* **Input material**
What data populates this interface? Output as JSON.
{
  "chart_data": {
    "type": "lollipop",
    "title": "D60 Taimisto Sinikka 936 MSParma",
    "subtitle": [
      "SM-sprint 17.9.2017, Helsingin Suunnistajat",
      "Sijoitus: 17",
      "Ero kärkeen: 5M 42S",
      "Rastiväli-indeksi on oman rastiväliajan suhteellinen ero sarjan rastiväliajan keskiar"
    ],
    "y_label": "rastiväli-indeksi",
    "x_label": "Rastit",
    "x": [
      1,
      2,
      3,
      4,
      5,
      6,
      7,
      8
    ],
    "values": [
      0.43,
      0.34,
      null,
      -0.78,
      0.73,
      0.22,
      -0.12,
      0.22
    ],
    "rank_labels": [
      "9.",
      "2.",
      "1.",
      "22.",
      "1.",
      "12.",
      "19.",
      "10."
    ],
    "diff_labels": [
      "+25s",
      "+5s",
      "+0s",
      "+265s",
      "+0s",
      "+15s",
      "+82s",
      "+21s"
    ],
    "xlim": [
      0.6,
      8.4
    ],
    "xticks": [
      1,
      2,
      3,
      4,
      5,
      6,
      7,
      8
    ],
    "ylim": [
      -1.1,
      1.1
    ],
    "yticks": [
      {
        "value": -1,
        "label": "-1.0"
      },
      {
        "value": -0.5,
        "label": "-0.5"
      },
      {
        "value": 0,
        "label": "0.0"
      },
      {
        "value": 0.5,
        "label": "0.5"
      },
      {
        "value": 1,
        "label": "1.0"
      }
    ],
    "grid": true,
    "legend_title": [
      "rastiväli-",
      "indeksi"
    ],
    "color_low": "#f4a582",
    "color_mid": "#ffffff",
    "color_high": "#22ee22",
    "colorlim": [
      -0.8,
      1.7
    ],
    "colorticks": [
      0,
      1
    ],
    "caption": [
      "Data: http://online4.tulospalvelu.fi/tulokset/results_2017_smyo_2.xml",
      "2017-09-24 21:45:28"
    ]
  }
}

--

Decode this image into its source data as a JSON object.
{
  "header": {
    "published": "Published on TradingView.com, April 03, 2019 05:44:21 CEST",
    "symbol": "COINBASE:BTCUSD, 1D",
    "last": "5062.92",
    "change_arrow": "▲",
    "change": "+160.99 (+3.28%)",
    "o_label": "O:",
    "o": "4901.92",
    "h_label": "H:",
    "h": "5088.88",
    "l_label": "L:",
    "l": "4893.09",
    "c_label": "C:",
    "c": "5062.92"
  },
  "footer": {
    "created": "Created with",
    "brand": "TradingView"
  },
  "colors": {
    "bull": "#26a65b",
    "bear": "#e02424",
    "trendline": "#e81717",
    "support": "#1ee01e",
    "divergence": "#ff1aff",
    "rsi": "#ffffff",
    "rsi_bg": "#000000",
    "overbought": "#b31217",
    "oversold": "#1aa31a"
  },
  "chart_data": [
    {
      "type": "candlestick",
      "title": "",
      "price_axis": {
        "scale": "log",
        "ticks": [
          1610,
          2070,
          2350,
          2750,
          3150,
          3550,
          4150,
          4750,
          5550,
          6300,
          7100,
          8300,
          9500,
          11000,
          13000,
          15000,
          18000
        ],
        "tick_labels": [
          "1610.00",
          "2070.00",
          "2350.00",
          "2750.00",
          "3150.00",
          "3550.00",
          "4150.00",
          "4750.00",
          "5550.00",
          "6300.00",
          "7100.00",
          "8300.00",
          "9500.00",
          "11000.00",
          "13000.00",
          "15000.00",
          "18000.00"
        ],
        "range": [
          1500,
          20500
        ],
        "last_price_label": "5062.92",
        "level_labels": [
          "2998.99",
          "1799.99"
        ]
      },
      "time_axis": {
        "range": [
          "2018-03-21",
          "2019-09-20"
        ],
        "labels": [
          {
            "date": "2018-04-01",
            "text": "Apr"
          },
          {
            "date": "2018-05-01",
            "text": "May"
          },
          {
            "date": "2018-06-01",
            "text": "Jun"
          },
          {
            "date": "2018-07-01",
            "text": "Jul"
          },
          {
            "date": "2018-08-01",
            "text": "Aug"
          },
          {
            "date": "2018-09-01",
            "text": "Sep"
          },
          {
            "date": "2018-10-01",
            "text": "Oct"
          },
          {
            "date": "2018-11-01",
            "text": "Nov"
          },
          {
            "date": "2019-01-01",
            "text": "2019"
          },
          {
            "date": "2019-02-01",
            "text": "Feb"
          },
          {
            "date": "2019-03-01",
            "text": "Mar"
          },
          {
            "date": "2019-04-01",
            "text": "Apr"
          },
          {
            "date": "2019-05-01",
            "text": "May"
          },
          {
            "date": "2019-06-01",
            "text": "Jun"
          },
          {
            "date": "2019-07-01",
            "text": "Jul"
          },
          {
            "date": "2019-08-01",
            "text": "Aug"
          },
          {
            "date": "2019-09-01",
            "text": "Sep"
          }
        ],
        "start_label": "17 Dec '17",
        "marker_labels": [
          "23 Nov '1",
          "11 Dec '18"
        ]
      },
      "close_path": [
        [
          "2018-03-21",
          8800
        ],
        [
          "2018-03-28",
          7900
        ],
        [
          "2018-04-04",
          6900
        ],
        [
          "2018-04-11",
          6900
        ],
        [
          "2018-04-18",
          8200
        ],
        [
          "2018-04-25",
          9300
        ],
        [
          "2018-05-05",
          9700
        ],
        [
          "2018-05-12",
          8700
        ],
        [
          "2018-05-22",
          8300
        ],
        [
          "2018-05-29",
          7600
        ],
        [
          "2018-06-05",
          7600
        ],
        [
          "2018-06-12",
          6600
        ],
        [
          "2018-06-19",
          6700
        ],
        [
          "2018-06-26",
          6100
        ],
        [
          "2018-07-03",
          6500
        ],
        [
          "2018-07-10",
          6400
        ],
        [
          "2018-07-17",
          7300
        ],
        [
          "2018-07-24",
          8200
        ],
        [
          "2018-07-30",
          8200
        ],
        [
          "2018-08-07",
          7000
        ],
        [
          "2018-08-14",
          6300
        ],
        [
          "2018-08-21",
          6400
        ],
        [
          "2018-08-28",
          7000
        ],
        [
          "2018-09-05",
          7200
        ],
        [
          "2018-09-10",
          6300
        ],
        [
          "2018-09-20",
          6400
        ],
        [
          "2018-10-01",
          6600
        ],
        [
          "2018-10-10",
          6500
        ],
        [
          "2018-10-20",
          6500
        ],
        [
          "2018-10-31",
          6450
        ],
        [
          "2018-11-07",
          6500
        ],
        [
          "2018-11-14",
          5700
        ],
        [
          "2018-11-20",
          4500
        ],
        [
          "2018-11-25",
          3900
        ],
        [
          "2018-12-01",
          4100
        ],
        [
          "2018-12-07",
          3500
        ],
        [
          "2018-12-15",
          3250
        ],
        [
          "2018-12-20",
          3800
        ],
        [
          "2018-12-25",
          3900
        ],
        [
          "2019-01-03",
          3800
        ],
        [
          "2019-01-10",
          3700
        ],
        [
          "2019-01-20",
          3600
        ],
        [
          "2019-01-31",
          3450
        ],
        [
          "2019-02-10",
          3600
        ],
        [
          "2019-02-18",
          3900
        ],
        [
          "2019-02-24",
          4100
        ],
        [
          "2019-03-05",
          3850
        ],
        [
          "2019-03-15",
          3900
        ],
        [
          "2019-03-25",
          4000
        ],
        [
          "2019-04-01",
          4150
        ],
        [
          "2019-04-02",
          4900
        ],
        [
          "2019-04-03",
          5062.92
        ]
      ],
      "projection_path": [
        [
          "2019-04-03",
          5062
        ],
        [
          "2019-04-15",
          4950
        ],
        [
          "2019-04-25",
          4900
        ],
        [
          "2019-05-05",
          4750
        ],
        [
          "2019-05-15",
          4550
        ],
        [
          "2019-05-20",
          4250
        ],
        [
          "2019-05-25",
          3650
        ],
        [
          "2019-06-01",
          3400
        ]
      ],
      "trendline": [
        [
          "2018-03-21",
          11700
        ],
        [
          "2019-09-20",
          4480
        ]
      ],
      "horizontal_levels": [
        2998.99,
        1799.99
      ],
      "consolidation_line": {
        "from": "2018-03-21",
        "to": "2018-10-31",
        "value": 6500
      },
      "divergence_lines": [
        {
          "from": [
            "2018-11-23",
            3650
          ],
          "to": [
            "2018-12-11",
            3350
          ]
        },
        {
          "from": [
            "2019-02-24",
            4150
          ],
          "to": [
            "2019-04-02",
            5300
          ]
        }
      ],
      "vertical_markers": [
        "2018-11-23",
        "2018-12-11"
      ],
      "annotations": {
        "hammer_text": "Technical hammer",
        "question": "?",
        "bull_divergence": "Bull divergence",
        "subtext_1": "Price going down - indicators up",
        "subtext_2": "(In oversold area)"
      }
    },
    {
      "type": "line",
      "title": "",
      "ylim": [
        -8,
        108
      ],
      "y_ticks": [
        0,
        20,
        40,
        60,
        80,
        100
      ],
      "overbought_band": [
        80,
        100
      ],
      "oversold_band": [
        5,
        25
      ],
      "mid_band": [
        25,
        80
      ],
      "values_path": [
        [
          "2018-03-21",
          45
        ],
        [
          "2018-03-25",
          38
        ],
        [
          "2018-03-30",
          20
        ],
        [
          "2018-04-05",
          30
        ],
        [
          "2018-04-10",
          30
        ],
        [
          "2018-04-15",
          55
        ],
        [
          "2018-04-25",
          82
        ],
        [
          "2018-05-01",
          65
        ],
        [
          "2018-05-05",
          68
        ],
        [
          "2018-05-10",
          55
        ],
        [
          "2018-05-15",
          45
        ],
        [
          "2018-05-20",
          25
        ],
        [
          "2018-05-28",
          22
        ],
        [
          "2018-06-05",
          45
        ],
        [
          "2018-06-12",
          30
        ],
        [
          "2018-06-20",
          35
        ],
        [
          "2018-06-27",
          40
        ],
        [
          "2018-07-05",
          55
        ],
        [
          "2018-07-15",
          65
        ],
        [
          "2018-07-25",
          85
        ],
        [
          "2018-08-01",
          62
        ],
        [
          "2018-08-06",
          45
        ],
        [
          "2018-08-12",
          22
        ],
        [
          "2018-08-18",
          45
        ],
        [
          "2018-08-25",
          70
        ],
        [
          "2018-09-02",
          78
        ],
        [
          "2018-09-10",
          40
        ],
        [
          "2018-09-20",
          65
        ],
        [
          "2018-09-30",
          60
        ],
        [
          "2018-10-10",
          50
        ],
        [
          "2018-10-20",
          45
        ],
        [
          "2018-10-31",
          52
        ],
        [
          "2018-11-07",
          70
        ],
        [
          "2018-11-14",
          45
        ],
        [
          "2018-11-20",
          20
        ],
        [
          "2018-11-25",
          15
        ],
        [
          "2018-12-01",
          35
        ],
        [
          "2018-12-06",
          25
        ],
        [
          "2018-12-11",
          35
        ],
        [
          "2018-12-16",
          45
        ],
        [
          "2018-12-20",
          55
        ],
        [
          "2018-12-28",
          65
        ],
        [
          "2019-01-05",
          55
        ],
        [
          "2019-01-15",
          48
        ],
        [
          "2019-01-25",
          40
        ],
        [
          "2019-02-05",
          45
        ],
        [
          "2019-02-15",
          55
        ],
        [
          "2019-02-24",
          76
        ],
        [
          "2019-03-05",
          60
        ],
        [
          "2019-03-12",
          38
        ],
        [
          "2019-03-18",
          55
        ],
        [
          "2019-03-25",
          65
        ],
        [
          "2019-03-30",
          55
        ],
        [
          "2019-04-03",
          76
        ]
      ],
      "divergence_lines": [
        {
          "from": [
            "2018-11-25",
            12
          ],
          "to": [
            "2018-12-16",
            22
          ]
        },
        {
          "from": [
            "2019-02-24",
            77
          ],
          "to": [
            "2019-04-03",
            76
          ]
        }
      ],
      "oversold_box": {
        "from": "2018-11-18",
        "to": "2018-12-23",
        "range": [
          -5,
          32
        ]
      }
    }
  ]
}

* * *

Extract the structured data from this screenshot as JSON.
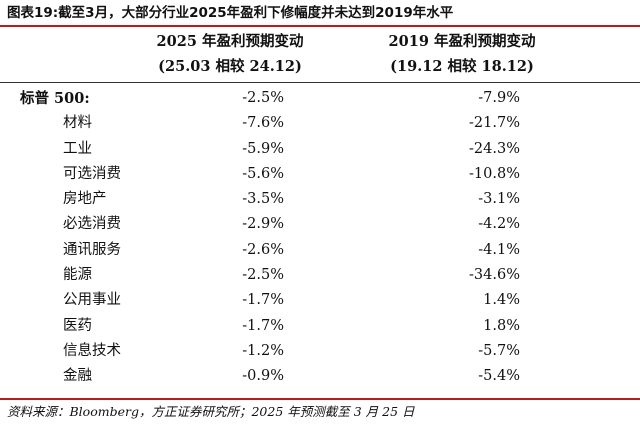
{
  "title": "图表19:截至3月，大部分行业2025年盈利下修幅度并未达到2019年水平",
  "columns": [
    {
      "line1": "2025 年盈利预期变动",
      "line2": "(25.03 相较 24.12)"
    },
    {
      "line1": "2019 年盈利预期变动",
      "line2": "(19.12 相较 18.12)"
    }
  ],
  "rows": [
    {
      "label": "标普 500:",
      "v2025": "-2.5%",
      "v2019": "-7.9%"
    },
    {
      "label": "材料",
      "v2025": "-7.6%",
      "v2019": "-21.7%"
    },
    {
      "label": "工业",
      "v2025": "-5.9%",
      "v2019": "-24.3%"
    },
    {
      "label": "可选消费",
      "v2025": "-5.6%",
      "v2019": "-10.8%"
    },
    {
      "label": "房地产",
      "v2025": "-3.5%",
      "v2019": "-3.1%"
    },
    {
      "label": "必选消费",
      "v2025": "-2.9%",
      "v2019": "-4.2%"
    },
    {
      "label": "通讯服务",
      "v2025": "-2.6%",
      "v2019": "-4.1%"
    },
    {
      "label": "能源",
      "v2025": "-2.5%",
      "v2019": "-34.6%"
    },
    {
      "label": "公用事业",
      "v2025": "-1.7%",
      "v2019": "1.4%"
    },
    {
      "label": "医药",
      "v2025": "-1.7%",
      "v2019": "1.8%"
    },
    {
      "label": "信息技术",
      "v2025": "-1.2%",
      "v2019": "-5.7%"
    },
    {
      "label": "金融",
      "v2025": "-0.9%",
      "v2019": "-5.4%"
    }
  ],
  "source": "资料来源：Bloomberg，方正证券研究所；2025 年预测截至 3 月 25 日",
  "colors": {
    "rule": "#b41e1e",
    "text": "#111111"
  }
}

* **Task requirements**
Show all lines from the listing above in which "JSON" appears.

* **Response to this task**
What data populates this interface? Output as JSON.
Decode this image into its source data as a JSON object.
Extract the structured data from this screenshot as JSON.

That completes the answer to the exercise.